• [AIM]:
Copy out each line of the material below that holds the string "variant".

• [RECORDS PROVIDED]:
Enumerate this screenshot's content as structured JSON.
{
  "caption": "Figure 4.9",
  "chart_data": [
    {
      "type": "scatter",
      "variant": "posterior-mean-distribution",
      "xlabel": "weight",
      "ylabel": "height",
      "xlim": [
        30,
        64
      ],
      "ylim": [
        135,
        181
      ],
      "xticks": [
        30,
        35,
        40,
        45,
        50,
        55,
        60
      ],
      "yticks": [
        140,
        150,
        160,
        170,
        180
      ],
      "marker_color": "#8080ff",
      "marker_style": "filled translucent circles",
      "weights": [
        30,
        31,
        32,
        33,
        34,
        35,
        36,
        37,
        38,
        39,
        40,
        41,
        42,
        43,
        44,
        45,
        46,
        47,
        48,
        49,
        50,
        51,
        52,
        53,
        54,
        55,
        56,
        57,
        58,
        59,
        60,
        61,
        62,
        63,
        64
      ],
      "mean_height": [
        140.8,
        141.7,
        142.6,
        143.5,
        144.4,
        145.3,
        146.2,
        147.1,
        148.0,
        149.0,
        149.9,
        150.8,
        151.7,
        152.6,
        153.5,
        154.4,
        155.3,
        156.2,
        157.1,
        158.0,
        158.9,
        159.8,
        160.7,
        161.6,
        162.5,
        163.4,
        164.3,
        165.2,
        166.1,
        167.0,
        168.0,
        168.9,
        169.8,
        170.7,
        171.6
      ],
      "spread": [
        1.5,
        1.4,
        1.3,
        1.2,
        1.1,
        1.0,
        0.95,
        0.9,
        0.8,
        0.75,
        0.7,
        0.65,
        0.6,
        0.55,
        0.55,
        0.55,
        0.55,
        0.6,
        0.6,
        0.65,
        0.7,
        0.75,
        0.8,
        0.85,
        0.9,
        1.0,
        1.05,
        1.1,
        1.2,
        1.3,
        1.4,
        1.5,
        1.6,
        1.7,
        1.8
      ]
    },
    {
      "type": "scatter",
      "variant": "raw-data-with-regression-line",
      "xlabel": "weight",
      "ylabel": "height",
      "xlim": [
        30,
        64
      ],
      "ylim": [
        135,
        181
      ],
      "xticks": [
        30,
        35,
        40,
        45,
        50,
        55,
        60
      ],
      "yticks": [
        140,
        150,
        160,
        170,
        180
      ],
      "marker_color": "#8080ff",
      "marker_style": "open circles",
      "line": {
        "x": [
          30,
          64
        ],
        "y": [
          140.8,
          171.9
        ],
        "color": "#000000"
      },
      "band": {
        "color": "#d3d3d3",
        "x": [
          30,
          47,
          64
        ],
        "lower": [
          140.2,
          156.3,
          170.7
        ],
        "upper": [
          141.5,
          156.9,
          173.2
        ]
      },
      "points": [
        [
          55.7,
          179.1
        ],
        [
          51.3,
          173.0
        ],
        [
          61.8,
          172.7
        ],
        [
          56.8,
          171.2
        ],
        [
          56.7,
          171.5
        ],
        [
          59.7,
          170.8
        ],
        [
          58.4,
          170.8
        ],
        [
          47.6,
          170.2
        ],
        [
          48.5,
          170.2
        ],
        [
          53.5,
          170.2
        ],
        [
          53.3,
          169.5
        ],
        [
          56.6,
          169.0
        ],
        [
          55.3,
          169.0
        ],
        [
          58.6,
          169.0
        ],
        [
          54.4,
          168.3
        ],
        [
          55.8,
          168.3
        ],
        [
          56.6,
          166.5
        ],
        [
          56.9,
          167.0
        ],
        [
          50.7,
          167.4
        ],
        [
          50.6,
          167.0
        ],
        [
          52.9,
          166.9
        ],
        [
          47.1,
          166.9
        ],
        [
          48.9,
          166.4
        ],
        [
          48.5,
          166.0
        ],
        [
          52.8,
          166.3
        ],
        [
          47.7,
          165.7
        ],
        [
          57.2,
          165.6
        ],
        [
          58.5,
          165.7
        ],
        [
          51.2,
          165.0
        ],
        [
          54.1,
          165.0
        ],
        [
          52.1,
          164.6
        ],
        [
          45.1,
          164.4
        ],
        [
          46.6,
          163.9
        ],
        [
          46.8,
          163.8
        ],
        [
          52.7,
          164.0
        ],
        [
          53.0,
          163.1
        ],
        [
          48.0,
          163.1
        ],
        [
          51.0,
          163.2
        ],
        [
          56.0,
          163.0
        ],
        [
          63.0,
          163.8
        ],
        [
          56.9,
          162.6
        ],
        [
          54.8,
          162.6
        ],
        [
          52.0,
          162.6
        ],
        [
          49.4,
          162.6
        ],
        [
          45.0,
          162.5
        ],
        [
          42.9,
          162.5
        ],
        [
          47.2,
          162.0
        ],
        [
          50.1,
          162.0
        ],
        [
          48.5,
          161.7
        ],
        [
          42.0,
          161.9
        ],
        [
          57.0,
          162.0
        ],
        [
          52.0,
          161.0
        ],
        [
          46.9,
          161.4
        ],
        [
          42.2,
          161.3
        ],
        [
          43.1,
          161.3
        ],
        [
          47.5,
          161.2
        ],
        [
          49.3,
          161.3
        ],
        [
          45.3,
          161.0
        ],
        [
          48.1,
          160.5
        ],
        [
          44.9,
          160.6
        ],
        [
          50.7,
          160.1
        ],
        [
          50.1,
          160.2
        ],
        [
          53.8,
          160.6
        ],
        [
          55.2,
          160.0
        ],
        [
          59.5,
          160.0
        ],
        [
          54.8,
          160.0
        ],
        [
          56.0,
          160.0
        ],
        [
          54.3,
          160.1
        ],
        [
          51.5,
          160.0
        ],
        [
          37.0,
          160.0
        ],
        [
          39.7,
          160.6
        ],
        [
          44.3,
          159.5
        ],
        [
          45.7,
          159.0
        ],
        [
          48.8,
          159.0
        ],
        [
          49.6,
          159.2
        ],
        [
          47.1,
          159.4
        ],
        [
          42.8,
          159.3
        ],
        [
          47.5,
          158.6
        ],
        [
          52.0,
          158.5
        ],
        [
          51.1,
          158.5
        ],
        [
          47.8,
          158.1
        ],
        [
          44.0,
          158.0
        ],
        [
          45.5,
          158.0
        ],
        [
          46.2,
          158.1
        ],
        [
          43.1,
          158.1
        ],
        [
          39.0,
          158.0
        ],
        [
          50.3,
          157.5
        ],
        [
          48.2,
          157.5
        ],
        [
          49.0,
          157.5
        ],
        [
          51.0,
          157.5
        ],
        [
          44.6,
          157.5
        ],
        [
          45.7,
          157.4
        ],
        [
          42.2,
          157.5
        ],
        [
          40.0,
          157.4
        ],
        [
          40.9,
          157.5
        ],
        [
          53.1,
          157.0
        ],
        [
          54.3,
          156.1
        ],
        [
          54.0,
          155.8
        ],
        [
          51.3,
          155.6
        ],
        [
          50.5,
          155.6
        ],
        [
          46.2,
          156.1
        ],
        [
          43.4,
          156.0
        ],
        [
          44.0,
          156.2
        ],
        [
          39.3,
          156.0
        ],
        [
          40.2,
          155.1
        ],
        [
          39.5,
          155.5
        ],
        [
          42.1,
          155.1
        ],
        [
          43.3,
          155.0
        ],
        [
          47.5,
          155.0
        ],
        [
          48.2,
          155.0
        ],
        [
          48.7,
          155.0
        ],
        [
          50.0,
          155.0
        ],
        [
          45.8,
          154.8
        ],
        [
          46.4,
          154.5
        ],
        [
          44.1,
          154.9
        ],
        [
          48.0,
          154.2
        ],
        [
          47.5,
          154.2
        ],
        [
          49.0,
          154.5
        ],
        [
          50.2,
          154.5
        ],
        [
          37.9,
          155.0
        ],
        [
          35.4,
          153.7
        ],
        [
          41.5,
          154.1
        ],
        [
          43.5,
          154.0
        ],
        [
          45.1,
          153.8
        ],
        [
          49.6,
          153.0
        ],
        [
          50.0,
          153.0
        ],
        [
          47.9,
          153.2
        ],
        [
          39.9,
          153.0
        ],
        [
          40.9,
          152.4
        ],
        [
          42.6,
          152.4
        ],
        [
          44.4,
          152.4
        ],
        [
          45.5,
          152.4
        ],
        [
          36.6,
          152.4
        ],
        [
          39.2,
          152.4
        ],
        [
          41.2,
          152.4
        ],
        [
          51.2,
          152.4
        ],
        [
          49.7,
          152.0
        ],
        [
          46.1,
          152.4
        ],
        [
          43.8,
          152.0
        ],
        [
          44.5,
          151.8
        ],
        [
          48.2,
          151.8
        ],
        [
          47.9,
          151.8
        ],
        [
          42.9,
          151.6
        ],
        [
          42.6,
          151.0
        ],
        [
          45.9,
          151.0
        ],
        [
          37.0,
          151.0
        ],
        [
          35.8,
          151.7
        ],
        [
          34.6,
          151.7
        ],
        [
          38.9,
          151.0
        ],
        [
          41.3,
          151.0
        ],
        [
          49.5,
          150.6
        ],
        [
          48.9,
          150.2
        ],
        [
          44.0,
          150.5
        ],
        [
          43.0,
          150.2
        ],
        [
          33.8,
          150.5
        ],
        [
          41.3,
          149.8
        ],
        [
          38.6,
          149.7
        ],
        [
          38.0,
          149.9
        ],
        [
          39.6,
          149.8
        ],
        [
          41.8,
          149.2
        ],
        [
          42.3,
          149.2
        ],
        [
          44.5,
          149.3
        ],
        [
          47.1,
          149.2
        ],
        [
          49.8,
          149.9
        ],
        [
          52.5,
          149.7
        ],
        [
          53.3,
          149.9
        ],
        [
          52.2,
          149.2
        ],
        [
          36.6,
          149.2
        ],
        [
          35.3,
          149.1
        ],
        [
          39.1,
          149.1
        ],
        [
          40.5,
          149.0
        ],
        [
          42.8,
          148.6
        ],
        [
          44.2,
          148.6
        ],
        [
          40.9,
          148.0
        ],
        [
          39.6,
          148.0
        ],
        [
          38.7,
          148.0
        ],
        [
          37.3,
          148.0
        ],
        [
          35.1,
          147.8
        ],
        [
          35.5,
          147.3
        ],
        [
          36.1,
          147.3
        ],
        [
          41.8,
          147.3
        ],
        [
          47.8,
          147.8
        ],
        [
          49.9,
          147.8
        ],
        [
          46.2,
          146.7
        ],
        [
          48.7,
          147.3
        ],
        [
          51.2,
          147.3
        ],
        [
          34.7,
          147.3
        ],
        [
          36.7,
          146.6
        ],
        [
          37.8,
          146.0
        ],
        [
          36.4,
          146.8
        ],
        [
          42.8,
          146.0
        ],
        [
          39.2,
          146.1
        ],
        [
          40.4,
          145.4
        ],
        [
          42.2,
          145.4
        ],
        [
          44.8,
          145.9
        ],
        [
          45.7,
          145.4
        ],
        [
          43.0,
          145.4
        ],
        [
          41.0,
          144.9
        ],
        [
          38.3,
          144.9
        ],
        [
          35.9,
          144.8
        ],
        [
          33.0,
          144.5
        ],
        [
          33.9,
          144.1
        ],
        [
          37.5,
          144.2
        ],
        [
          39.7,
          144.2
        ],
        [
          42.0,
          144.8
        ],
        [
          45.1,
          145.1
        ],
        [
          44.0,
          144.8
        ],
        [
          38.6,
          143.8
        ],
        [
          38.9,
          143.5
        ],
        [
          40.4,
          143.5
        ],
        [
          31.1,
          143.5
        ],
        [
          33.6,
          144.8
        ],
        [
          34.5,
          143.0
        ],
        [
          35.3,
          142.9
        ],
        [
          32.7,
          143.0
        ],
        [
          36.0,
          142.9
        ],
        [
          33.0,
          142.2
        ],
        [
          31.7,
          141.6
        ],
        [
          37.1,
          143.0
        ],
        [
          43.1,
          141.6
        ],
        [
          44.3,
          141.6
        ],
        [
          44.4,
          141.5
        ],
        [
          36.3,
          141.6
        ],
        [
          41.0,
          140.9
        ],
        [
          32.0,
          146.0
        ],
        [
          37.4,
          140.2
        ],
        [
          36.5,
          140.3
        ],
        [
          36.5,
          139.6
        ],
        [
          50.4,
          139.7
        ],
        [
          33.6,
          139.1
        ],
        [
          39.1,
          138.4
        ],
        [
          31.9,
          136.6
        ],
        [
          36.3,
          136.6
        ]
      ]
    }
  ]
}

• [RESULT OF THE TASK]:
      "variant": "posterior-mean-distribution",
      "variant": "raw-data-with-regression-line",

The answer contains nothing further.